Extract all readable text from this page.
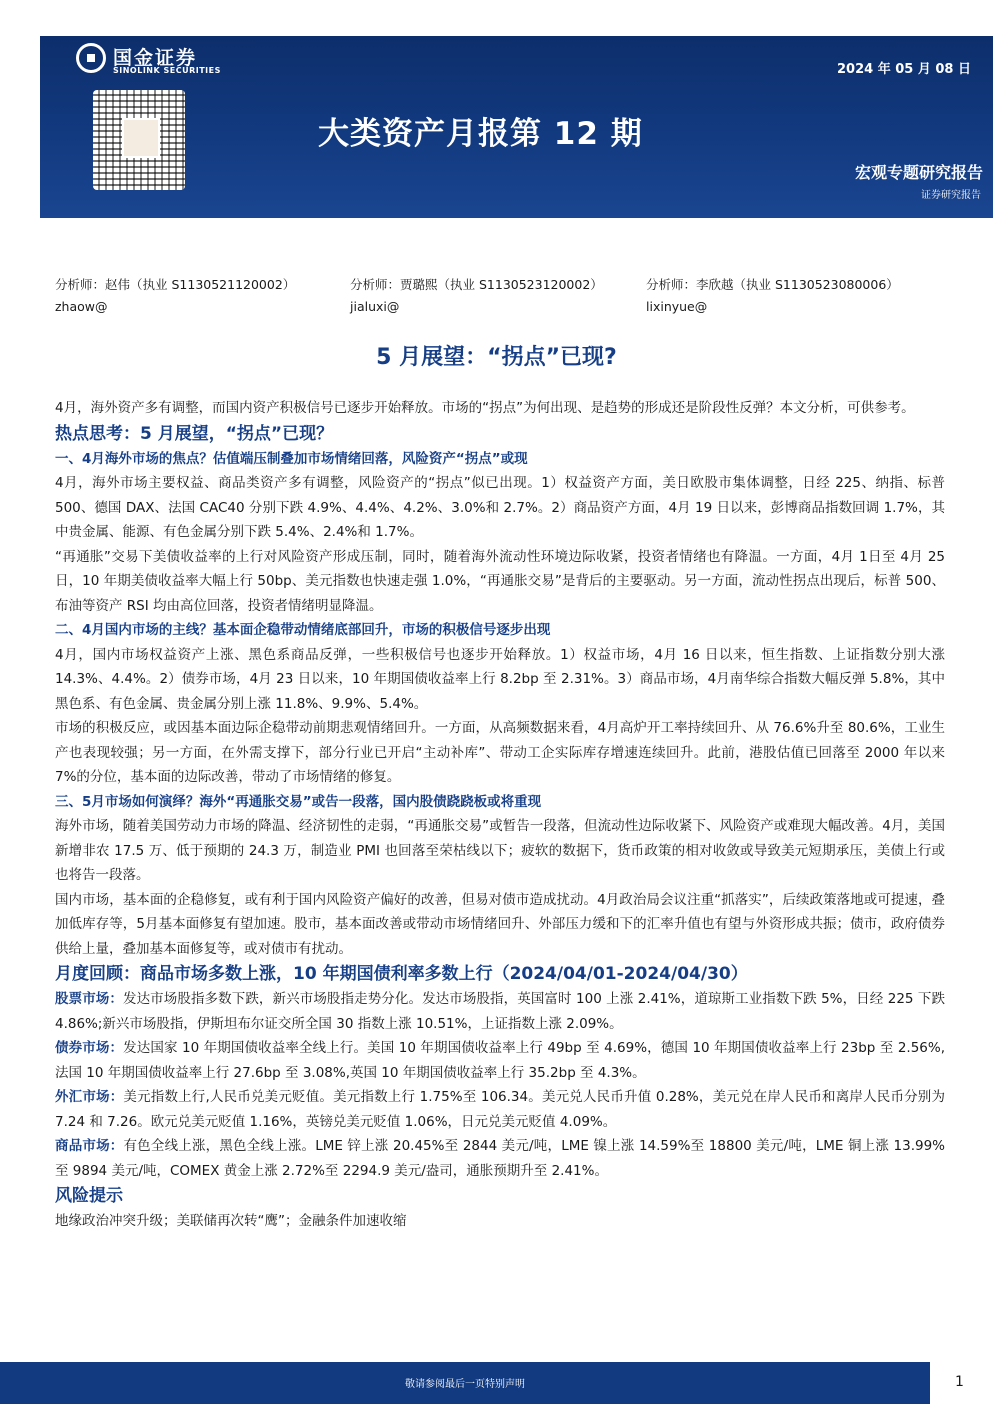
国金证券
SINOLINK SECURITIES	2024 年 05 月 08 日
大类资产月报第 12 期
宏观专题研究报告
证券研究报告
分析师：赵伟（执业 S1130521120002）
zhaow@
分析师：贾璐熙（执业 S1130523120002）
jialuxi@
分析师：李欣越（执业 S1130523080006）
lixinyue@
5 月展望：“拐点”已现?

4月，海外资产多有调整，而国内资产积极信号已逐步开始释放。市场的“拐点”为何出现、是趋势的形成还是阶段性反弹？本文分析，可供参考。

热点思考：5 月展望，“拐点”已现？

一、4月海外市场的焦点？估值端压制叠加市场情绪回落，风险资产“拐点”或现

4月，海外市场主要权益、商品类资产多有调整，风险资产的“拐点”似已出现。1）权益资产方面，美日欧股市集体调整，日经 225、纳指、标普 500、德国 DAX、法国 CAC40 分别下跌 4.9%、4.4%、4.2%、3.0%和 2.7%。2）商品资产方面，4月 19 日以来，彭博商品指数回调 1.7%，其中贵金属、能源、有色金属分别下跌 5.4%、2.4%和 1.7%。

“再通胀”交易下美债收益率的上行对风险资产形成压制，同时，随着海外流动性环境边际收紧，投资者情绪也有降温。一方面，4月 1日至 4月 25 日，10 年期美债收益率大幅上行 50bp、美元指数也快速走强 1.0%，“再通胀交易”是背后的主要驱动。另一方面，流动性拐点出现后，标普 500、布油等资产 RSI 均由高位回落，投资者情绪明显降温。

二、4月国内市场的主线？基本面企稳带动情绪底部回升，市场的积极信号逐步出现

4月，国内市场权益资产上涨、黑色系商品反弹，一些积极信号也逐步开始释放。1）权益市场，4月 16 日以来，恒生指数、上证指数分别大涨 14.3%、4.4%。2）债券市场，4月 23 日以来，10 年期国债收益率上行 8.2bp 至 2.31%。3）商品市场，4月南华综合指数大幅反弹 5.8%，其中黑色系、有色金属、贵金属分别上涨 11.8%、9.9%、5.4%。

市场的积极反应，或因基本面边际企稳带动前期悲观情绪回升。一方面，从高频数据来看，4月高炉开工率持续回升、从 76.6%升至 80.6%，工业生产也表现较强；另一方面，在外需支撑下，部分行业已开启“主动补库”、带动工企实际库存增速连续回升。此前，港股估值已回落至 2000 年以来 7%的分位，基本面的边际改善，带动了市场情绪的修复。

三、5月市场如何演绎？海外“再通胀交易”或告一段落，国内股债跷跷板或将重现

海外市场，随着美国劳动力市场的降温、经济韧性的走弱，“再通胀交易”或暂告一段落，但流动性边际收紧下、风险资产或难现大幅改善。4月，美国新增非农 17.5 万、低于预期的 24.3 万，制造业 PMI 也回落至荣枯线以下；疲软的数据下，货币政策的相对收敛或导致美元短期承压，美债上行或也将告一段落。

国内市场，基本面的企稳修复，或有利于国内风险资产偏好的改善，但易对债市造成扰动。4月政治局会议注重“抓落实”，后续政策落地或可提速，叠加低库存等，5月基本面修复有望加速。股市，基本面改善或带动市场情绪回升、外部压力缓和下的汇率升值也有望与外资形成共振；债市，政府债券供给上量，叠加基本面修复等，或对债市有扰动。

月度回顾：商品市场多数上涨，10 年期国债利率多数上行（2024/04/01-2024/04/30）

股票市场：发达市场股指多数下跌，新兴市场股指走势分化。发达市场股指，英国富时 100 上涨 2.41%，道琼斯工业指数下跌 5%，日经 225 下跌 4.86%;新兴市场股指，伊斯坦布尔证交所全国 30 指数上涨 10.51%，上证指数上涨 2.09%。

债券市场：发达国家 10 年期国债收益率全线上行。美国 10 年期国债收益率上行 49bp 至 4.69%，德国 10 年期国债收益率上行 23bp 至 2.56%,法国 10 年期国债收益率上行 27.6bp 至 3.08%,英国 10 年期国债收益率上行 35.2bp 至 4.3%。

外汇市场：美元指数上行,人民币兑美元贬值。美元指数上行 1.75%至 106.34。美元兑人民币升值 0.28%，美元兑在岸人民币和离岸人民币分别为 7.24 和 7.26。欧元兑美元贬值 1.16%，英镑兑美元贬值 1.06%，日元兑美元贬值 4.09%。

商品市场：有色全线上涨，黑色全线上涨。LME 锌上涨 20.45%至 2844 美元/吨，LME 镍上涨 14.59%至 18800 美元/吨，LME 铜上涨 13.99%至 9894 美元/吨，COMEX 黄金上涨 2.72%至 2294.9 美元/盎司，通胀预期升至 2.41%。

风险提示

地缘政治冲突升级；美联储再次转“鹰”；金融条件加速收缩

敬请参阅最后一页特别声明	1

···

The data should be printed again unchanged; leave its pictures out.

**COMPLETE OUTPUT:**
Extract all readable text from this page.
国金证券
SINOLINK SECURITIES	2024 年 05 月 08 日
大类资产月报第 12 期
宏观专题研究报告
证券研究报告
分析师：赵伟（执业 S1130521120002）
zhaow@
分析师：贾璐熙（执业 S1130523120002）
jialuxi@
分析师：李欣越（执业 S1130523080006）
lixinyue@
5 月展望：“拐点”已现?

4月，海外资产多有调整，而国内资产积极信号已逐步开始释放。市场的“拐点”为何出现、是趋势的形成还是阶段性反弹？本文分析，可供参考。

热点思考：5 月展望，“拐点”已现？

一、4月海外市场的焦点？估值端压制叠加市场情绪回落，风险资产“拐点”或现

4月，海外市场主要权益、商品类资产多有调整，风险资产的“拐点”似已出现。1）权益资产方面，美日欧股市集体调整，日经 225、纳指、标普 500、德国 DAX、法国 CAC40 分别下跌 4.9%、4.4%、4.2%、3.0%和 2.7%。2）商品资产方面，4月 19 日以来，彭博商品指数回调 1.7%，其中贵金属、能源、有色金属分别下跌 5.4%、2.4%和 1.7%。

“再通胀”交易下美债收益率的上行对风险资产形成压制，同时，随着海外流动性环境边际收紧，投资者情绪也有降温。一方面，4月 1日至 4月 25 日，10 年期美债收益率大幅上行 50bp、美元指数也快速走强 1.0%，“再通胀交易”是背后的主要驱动。另一方面，流动性拐点出现后，标普 500、布油等资产 RSI 均由高位回落，投资者情绪明显降温。

二、4月国内市场的主线？基本面企稳带动情绪底部回升，市场的积极信号逐步出现

4月，国内市场权益资产上涨、黑色系商品反弹，一些积极信号也逐步开始释放。1）权益市场，4月 16 日以来，恒生指数、上证指数分别大涨 14.3%、4.4%。2）债券市场，4月 23 日以来，10 年期国债收益率上行 8.2bp 至 2.31%。3）商品市场，4月南华综合指数大幅反弹 5.8%，其中黑色系、有色金属、贵金属分别上涨 11.8%、9.9%、5.4%。

市场的积极反应，或因基本面边际企稳带动前期悲观情绪回升。一方面，从高频数据来看，4月高炉开工率持续回升、从 76.6%升至 80.6%，工业生产也表现较强；另一方面，在外需支撑下，部分行业已开启“主动补库”、带动工企实际库存增速连续回升。此前，港股估值已回落至 2000 年以来 7%的分位，基本面的边际改善，带动了市场情绪的修复。

三、5月市场如何演绎？海外“再通胀交易”或告一段落，国内股债跷跷板或将重现

海外市场，随着美国劳动力市场的降温、经济韧性的走弱，“再通胀交易”或暂告一段落，但流动性边际收紧下、风险资产或难现大幅改善。4月，美国新增非农 17.5 万、低于预期的 24.3 万，制造业 PMI 也回落至荣枯线以下；疲软的数据下，货币政策的相对收敛或导致美元短期承压，美债上行或也将告一段落。

国内市场，基本面的企稳修复，或有利于国内风险资产偏好的改善，但易对债市造成扰动。4月政治局会议注重“抓落实”，后续政策落地或可提速，叠加低库存等，5月基本面修复有望加速。股市，基本面改善或带动市场情绪回升、外部压力缓和下的汇率升值也有望与外资形成共振；债市，政府债券供给上量，叠加基本面修复等，或对债市有扰动。

月度回顾：商品市场多数上涨，10 年期国债利率多数上行（2024/04/01-2024/04/30）

股票市场：发达市场股指多数下跌，新兴市场股指走势分化。发达市场股指，英国富时 100 上涨 2.41%，道琼斯工业指数下跌 5%，日经 225 下跌 4.86%;新兴市场股指，伊斯坦布尔证交所全国 30 指数上涨 10.51%，上证指数上涨 2.09%。

债券市场：发达国家 10 年期国债收益率全线上行。美国 10 年期国债收益率上行 49bp 至 4.69%，德国 10 年期国债收益率上行 23bp 至 2.56%,法国 10 年期国债收益率上行 27.6bp 至 3.08%,英国 10 年期国债收益率上行 35.2bp 至 4.3%。

外汇市场：美元指数上行,人民币兑美元贬值。美元指数上行 1.75%至 106.34。美元兑人民币升值 0.28%，美元兑在岸人民币和离岸人民币分别为 7.24 和 7.26。欧元兑美元贬值 1.16%，英镑兑美元贬值 1.06%，日元兑美元贬值 4.09%。

商品市场：有色全线上涨，黑色全线上涨。LME 锌上涨 20.45%至 2844 美元/吨，LME 镍上涨 14.59%至 18800 美元/吨，LME 铜上涨 13.99%至 9894 美元/吨，COMEX 黄金上涨 2.72%至 2294.9 美元/盎司，通胀预期升至 2.41%。

风险提示

地缘政治冲突升级；美联储再次转“鹰”；金融条件加速收缩

敬请参阅最后一页特别声明	1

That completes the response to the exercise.